The request:
Using the listing below, select the lines with the word "Passwort" and copy them.

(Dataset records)
::::::::::

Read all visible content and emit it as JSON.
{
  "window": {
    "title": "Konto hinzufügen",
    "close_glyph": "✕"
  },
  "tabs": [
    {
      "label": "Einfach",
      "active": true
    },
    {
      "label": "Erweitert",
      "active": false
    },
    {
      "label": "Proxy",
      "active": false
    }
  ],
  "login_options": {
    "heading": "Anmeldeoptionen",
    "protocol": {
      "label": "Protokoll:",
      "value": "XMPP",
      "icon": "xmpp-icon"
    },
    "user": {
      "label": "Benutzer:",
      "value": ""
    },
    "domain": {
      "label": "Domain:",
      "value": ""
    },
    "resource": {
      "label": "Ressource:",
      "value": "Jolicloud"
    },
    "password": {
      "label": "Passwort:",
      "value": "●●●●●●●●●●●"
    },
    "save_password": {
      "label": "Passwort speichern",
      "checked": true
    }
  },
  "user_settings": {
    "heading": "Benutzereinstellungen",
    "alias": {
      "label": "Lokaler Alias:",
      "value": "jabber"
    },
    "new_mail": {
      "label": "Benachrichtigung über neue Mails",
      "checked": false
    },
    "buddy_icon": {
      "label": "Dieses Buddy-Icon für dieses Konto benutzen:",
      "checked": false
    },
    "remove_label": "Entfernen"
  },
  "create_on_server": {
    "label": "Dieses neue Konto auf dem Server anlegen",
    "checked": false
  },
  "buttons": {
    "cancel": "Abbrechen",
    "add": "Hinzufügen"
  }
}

::::::::::

Solution to the exercise:
      "label": "Passwort:",
      "label": "Passwort speichern",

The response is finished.